» **Directions for this task**
Copy all of the material below exactly.
____________________
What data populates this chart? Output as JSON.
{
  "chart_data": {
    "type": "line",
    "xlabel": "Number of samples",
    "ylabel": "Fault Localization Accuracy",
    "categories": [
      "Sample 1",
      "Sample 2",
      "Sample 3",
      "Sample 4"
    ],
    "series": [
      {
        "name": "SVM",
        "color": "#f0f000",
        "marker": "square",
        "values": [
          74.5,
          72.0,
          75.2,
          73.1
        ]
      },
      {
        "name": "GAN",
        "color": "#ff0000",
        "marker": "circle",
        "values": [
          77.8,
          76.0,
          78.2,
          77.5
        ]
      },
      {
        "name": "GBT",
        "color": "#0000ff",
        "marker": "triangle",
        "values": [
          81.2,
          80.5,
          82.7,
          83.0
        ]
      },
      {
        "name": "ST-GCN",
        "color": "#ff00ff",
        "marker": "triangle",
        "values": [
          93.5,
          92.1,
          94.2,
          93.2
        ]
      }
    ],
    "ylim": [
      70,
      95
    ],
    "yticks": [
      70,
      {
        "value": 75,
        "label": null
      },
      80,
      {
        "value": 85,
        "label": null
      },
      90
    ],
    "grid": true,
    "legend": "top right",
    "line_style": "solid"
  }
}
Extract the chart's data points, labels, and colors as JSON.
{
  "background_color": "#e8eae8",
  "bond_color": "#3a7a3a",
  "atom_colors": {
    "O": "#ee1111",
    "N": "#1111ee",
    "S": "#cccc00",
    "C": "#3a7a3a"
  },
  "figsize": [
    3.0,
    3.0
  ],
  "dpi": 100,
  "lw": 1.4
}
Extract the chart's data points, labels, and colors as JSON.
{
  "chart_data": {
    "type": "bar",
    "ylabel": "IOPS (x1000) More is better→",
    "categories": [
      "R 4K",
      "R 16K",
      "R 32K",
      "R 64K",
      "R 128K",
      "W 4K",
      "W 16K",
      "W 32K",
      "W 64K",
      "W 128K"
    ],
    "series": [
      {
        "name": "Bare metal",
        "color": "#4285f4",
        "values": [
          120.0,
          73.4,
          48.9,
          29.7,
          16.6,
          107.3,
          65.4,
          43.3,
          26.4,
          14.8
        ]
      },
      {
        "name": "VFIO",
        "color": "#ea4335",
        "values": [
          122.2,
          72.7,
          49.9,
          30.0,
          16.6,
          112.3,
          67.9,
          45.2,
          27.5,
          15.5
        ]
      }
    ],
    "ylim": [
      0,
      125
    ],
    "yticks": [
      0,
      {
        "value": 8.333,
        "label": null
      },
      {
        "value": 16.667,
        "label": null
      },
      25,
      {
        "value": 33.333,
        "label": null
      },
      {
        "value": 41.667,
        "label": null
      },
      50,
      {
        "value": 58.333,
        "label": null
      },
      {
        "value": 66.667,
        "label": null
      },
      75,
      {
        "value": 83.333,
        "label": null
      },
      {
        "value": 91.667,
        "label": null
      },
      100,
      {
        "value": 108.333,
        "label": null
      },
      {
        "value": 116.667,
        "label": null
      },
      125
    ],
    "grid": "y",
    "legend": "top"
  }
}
____________________
» **The answer**
What data populates this chart? Output as JSON.
{
  "chart_data": {
    "type": "line",
    "xlabel": "Number of samples",
    "ylabel": "Fault Localization Accuracy",
    "categories": [
      "Sample 1",
      "Sample 2",
      "Sample 3",
      "Sample 4"
    ],
    "series": [
      {
        "name": "SVM",
        "color": "#f0f000",
        "marker": "square",
        "values": [
          74.5,
          72.0,
          75.2,
          73.1
        ]
      },
      {
        "name": "GAN",
        "color": "#ff0000",
        "marker": "circle",
        "values": [
          77.8,
          76.0,
          78.2,
          77.5
        ]
      },
      {
        "name": "GBT",
        "color": "#0000ff",
        "marker": "triangle",
        "values": [
          81.2,
          80.5,
          82.7,
          83.0
        ]
      },
      {
        "name": "ST-GCN",
        "color": "#ff00ff",
        "marker": "triangle",
        "values": [
          93.5,
          92.1,
          94.2,
          93.2
        ]
      }
    ],
    "ylim": [
      70,
      95
    ],
    "yticks": [
      70,
      {
        "value": 75,
        "label": null
      },
      80,
      {
        "value": 85,
        "label": null
      },
      90
    ],
    "grid": true,
    "legend": "top right",
    "line_style": "solid"
  }
}
Extract the chart's data points, labels, and colors as JSON.
{
  "background_color": "#e8eae8",
  "bond_color": "#3a7a3a",
  "atom_colors": {
    "O": "#ee1111",
    "N": "#1111ee",
    "S": "#cccc00",
    "C": "#3a7a3a"
  },
  "figsize": [
    3.0,
    3.0
  ],
  "dpi": 100,
  "lw": 1.4
}
Extract the chart's data points, labels, and colors as JSON.
{
  "chart_data": {
    "type": "bar",
    "ylabel": "IOPS (x1000) More is better→",
    "categories": [
      "R 4K",
      "R 16K",
      "R 32K",
      "R 64K",
      "R 128K",
      "W 4K",
      "W 16K",
      "W 32K",
      "W 64K",
      "W 128K"
    ],
    "series": [
      {
        "name": "Bare metal",
        "color": "#4285f4",
        "values": [
          120.0,
          73.4,
          48.9,
          29.7,
          16.6,
          107.3,
          65.4,
          43.3,
          26.4,
          14.8
        ]
      },
      {
        "name": "VFIO",
        "color": "#ea4335",
        "values": [
          122.2,
          72.7,
          49.9,
          30.0,
          16.6,
          112.3,
          67.9,
          45.2,
          27.5,
          15.5
        ]
      }
    ],
    "ylim": [
      0,
      125
    ],
    "yticks": [
      0,
      {
        "value": 8.333,
        "label": null
      },
      {
        "value": 16.667,
        "label": null
      },
      25,
      {
        "value": 33.333,
        "label": null
      },
      {
        "value": 41.667,
        "label": null
      },
      50,
      {
        "value": 58.333,
        "label": null
      },
      {
        "value": 66.667,
        "label": null
      },
      75,
      {
        "value": 83.333,
        "label": null
      },
      {
        "value": 91.667,
        "label": null
      },
      100,
      {
        "value": 108.333,
        "label": null
      },
      {
        "value": 116.667,
        "label": null
      },
      125
    ],
    "grid": "y",
    "legend": "top"
  }
}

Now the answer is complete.